Filter the records below for the word "Декабристов". Copy each line that holds it.

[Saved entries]
## start

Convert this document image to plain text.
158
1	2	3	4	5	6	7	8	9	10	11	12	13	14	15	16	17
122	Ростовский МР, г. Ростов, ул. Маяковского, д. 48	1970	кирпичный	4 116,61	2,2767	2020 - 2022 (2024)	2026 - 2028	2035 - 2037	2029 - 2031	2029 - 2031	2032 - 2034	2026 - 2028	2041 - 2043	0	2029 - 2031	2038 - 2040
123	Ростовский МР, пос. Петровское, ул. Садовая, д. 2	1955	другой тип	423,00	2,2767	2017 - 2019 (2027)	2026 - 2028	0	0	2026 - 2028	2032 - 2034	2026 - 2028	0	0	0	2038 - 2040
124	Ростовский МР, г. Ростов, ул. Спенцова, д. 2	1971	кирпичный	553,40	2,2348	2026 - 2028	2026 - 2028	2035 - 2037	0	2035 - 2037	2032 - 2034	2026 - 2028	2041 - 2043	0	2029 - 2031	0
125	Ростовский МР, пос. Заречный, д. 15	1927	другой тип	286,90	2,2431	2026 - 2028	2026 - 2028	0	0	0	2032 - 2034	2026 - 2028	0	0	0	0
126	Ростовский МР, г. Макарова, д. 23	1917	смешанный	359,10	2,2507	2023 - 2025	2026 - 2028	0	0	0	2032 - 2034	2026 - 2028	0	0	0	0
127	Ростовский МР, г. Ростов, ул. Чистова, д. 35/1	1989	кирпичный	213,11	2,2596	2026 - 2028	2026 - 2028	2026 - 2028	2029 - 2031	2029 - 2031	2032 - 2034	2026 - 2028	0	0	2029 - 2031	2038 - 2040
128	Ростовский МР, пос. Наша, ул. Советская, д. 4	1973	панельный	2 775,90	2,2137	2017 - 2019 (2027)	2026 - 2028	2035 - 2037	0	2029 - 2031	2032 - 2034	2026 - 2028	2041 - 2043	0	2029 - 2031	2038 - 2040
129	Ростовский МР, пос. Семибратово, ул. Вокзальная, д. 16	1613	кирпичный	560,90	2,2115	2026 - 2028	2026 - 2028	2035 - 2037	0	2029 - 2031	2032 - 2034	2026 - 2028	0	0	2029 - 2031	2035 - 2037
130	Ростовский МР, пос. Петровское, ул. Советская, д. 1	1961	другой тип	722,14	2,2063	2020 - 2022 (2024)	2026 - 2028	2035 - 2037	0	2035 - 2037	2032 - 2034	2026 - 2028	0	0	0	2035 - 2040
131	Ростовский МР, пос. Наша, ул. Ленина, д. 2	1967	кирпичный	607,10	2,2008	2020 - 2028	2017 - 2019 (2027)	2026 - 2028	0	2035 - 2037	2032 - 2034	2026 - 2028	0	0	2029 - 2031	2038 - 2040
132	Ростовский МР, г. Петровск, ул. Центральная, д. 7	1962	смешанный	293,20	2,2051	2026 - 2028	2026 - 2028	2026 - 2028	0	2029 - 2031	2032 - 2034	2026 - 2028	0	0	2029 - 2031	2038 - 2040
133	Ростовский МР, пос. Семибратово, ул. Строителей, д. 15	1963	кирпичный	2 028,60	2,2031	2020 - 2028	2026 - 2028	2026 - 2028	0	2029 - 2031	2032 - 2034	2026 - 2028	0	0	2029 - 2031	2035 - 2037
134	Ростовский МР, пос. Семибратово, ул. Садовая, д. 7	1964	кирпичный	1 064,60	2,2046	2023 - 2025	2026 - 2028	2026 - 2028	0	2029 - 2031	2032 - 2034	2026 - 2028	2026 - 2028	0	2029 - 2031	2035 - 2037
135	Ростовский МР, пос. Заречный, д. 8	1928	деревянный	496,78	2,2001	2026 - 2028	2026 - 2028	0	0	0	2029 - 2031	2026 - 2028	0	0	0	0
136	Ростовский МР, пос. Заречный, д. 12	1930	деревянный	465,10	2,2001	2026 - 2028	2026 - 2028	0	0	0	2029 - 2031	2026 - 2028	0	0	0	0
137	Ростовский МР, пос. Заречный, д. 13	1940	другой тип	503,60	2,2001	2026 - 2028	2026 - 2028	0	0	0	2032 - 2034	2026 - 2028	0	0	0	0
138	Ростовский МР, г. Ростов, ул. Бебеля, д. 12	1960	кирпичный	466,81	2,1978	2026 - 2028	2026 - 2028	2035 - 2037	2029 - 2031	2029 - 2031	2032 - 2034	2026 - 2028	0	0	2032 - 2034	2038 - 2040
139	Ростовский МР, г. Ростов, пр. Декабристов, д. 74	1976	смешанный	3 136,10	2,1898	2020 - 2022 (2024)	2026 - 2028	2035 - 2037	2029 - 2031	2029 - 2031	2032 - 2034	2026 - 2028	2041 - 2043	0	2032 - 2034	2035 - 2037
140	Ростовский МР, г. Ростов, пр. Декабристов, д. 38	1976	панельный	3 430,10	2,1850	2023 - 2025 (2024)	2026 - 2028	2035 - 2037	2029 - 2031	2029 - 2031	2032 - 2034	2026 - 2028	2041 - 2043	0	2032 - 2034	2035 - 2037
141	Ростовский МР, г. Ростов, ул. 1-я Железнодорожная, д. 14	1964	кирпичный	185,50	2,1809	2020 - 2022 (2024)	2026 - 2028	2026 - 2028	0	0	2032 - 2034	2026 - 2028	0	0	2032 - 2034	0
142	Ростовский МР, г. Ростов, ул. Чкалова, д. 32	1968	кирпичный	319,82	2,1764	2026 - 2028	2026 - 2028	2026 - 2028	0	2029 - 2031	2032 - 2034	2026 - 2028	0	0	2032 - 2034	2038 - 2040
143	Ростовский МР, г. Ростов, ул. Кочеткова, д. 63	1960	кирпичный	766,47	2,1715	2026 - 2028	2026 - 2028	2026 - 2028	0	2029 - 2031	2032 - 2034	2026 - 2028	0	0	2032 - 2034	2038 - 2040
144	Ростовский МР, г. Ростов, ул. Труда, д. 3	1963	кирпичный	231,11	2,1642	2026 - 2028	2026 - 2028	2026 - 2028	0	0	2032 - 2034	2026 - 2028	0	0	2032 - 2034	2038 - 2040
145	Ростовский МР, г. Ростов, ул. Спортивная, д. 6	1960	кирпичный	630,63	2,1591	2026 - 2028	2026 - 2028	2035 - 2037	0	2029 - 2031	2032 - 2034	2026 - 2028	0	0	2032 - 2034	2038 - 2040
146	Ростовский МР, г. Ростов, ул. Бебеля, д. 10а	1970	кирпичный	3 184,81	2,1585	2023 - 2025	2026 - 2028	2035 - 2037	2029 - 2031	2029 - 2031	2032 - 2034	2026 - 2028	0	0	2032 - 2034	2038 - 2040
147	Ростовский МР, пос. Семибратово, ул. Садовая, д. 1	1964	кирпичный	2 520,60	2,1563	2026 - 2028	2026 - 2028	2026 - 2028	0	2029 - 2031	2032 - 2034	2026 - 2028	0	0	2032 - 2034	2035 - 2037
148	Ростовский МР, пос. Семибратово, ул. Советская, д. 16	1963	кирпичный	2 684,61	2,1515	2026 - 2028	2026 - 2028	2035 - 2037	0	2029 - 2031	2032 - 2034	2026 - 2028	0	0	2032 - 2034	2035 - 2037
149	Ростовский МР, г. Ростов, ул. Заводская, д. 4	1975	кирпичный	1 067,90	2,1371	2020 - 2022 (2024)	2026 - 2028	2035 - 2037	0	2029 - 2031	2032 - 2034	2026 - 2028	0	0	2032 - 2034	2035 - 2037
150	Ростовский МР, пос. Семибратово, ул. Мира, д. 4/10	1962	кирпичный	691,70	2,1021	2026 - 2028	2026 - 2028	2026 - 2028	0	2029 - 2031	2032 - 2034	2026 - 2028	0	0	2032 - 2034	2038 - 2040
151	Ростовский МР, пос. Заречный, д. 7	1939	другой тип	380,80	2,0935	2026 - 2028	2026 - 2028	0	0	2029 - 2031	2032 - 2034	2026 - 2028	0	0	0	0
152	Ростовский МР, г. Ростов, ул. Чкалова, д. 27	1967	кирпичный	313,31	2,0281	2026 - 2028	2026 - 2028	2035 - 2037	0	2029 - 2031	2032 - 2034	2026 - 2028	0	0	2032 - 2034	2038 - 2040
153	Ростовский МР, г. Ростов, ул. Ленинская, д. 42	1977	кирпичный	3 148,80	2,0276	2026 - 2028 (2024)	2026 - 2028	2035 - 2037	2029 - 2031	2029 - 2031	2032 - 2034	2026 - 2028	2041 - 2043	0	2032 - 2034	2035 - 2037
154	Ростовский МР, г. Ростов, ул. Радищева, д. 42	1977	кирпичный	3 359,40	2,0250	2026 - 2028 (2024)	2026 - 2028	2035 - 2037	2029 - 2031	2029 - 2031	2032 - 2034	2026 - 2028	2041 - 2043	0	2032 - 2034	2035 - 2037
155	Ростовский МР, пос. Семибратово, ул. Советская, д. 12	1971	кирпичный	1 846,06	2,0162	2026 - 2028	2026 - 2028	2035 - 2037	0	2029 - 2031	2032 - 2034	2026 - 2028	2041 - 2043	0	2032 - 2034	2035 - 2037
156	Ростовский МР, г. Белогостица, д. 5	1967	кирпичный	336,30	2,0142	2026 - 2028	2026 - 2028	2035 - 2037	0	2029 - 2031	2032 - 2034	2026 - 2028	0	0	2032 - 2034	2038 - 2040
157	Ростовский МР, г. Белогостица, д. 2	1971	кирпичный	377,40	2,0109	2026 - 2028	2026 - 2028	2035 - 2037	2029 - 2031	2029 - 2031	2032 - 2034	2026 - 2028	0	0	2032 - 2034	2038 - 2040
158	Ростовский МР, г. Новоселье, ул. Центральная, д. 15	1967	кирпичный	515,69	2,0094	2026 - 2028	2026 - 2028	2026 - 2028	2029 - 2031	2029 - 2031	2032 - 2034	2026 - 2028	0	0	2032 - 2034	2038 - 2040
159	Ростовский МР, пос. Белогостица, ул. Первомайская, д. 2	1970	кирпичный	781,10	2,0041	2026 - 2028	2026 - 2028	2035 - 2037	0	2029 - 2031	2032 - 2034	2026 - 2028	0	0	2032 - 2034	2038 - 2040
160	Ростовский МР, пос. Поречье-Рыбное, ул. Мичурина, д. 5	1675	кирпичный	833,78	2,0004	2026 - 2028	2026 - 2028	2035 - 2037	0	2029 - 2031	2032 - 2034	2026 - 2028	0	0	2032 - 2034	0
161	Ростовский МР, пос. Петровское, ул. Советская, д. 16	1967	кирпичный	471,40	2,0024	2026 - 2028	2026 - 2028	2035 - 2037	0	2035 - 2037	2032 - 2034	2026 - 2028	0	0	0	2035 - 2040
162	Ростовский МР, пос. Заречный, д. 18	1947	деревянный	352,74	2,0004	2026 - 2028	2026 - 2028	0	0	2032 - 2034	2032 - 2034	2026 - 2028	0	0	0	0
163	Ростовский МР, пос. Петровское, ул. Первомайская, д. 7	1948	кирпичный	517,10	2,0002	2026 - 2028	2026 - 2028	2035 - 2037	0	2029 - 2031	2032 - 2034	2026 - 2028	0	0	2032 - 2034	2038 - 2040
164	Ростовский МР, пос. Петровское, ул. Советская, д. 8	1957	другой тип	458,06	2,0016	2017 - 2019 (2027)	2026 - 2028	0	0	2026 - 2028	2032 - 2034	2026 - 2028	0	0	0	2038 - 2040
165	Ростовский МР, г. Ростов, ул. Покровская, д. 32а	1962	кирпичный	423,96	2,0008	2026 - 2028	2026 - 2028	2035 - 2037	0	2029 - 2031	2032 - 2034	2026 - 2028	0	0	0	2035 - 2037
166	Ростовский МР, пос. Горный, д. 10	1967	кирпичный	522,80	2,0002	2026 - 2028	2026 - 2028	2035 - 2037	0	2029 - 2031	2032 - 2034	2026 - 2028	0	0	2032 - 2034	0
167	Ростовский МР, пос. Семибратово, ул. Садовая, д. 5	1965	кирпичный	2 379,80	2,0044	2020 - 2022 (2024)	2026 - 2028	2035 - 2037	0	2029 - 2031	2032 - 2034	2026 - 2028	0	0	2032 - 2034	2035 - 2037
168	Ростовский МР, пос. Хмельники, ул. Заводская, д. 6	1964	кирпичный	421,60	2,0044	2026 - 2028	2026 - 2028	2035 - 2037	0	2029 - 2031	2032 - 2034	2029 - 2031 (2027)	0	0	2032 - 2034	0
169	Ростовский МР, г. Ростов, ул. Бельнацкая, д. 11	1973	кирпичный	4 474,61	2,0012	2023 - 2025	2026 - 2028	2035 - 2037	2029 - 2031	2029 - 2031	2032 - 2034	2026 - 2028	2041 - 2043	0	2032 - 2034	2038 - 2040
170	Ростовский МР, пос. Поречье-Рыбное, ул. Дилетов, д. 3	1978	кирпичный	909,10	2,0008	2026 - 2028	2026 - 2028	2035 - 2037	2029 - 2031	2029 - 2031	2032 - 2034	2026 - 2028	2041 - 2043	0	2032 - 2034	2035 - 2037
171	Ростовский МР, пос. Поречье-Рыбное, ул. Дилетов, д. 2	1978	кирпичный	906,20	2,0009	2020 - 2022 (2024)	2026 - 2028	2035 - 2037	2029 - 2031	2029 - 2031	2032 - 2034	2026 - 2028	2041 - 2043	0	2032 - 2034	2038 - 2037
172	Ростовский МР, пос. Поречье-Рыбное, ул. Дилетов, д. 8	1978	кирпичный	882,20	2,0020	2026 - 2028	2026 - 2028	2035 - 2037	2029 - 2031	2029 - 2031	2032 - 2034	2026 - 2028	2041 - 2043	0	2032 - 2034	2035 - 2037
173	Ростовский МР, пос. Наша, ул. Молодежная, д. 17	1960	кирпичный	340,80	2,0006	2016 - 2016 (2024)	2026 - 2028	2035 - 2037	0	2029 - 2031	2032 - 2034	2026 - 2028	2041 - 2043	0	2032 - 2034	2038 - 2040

## end

* **CORRECT OUTPUT**:
139	Ростовский МР, г. Ростов, пр. Декабристов, д. 74	1976	смешанный	3 136,10	2,1898	2020 - 2022 (2024)	2026 - 2028	2035 - 2037	2029 - 2031	2029 - 2031	2032 - 2034	2026 - 2028	2041 - 2043	0	2032 - 2034	2035 - 2037
140	Ростовский МР, г. Ростов, пр. Декабристов, д. 38	1976	панельный	3 430,10	2,1850	2023 - 2025 (2024)	2026 - 2028	2035 - 2037	2029 - 2031	2029 - 2031	2032 - 2034	2026 - 2028	2041 - 2043	0	2032 - 2034	2035 - 2037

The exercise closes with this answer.